GIVEN PROBLEM> State how many lines of the entries hold the string "this", and nothing more.
# start of DATA LISTING
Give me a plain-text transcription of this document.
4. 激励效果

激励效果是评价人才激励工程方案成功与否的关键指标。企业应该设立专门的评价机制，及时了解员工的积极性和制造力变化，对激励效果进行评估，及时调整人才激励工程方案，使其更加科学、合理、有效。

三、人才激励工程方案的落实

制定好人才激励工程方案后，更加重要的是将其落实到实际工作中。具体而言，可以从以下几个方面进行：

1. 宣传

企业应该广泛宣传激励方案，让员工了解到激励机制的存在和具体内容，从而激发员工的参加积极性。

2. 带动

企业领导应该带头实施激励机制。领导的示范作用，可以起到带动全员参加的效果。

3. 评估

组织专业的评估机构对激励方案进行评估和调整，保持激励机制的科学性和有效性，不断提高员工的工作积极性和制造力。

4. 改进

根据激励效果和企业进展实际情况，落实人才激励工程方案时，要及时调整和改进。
# end of DATA LISTING
# start of DATA LISTING
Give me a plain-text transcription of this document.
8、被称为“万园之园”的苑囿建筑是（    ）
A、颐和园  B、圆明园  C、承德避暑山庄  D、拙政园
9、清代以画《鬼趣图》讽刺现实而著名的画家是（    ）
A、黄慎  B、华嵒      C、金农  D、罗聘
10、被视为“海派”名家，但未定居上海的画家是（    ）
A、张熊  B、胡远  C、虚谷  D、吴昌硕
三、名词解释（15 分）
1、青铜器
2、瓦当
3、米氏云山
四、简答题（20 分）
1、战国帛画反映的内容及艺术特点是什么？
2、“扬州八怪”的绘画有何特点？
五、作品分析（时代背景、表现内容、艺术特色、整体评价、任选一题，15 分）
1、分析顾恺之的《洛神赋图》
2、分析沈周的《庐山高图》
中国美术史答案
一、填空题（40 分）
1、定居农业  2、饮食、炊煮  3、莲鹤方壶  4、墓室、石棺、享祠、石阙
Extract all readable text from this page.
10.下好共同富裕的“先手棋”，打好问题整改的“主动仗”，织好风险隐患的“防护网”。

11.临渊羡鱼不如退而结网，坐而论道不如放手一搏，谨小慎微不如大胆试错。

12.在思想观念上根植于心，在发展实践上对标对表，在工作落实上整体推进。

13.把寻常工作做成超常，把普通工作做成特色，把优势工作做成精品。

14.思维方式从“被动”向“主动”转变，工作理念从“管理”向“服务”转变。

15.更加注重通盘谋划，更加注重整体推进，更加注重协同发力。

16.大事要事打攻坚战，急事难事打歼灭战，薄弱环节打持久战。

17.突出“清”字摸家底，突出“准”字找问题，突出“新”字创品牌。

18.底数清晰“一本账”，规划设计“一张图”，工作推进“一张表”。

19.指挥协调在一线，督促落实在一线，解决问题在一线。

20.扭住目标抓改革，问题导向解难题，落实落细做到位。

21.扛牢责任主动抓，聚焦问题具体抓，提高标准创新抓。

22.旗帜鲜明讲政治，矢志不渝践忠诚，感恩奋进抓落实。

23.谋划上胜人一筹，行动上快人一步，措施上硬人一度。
# end of DATA LISTING
# start of DATA LISTING
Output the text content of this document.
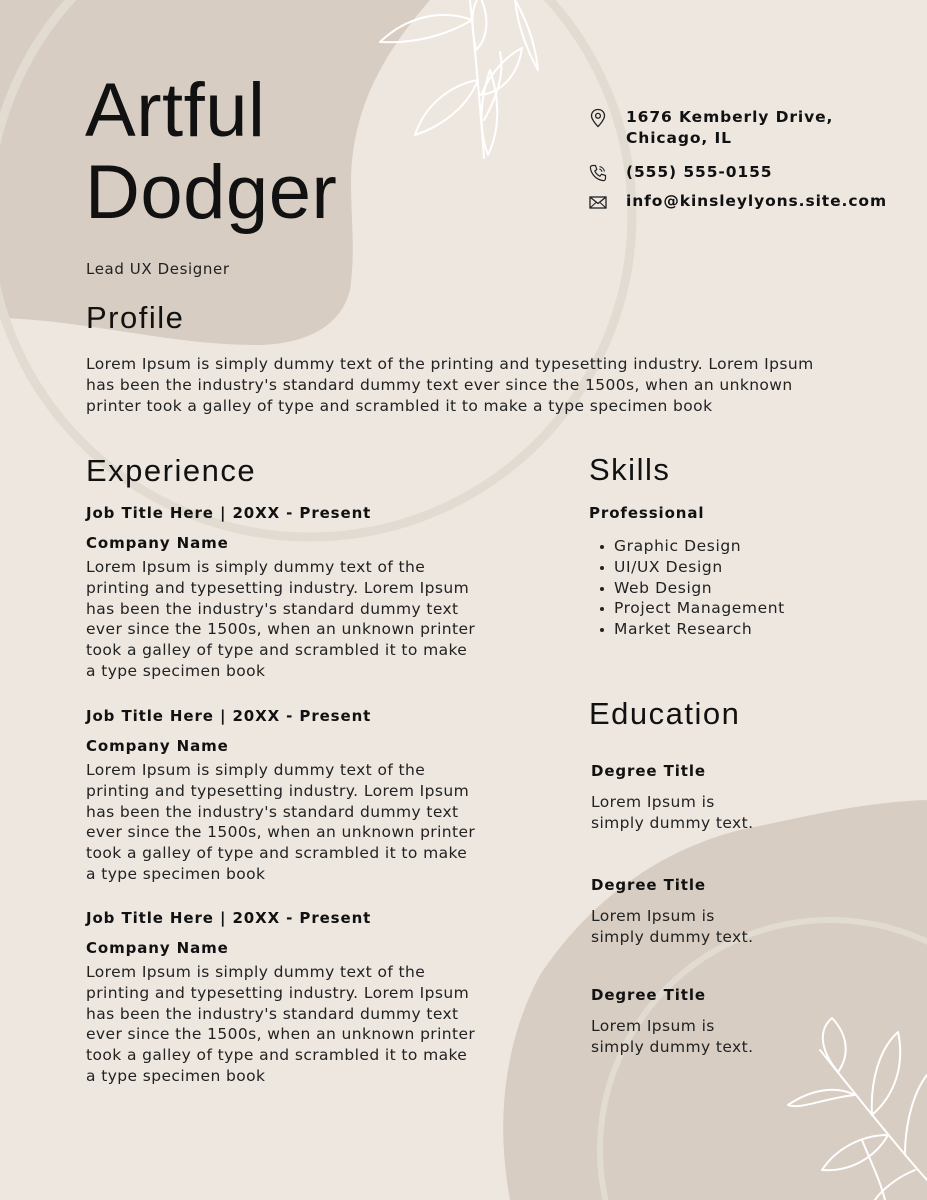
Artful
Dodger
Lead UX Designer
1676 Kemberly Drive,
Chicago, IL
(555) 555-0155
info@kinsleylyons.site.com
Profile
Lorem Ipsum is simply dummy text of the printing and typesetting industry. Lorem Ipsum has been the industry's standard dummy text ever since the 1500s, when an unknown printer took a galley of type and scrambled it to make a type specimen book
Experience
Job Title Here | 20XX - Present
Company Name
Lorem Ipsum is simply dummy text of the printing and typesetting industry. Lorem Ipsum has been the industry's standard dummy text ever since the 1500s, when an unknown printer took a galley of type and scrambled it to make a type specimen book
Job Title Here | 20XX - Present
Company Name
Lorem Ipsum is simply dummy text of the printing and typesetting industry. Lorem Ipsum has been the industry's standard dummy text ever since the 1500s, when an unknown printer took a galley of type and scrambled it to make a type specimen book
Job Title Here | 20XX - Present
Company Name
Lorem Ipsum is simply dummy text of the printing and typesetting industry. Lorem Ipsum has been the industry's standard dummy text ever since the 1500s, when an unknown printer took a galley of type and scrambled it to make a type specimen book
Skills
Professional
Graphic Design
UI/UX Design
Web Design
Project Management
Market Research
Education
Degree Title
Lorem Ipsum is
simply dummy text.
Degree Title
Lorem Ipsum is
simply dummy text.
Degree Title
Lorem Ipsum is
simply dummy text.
# end of DATA LISTING
EXPECTED ANSWER> 4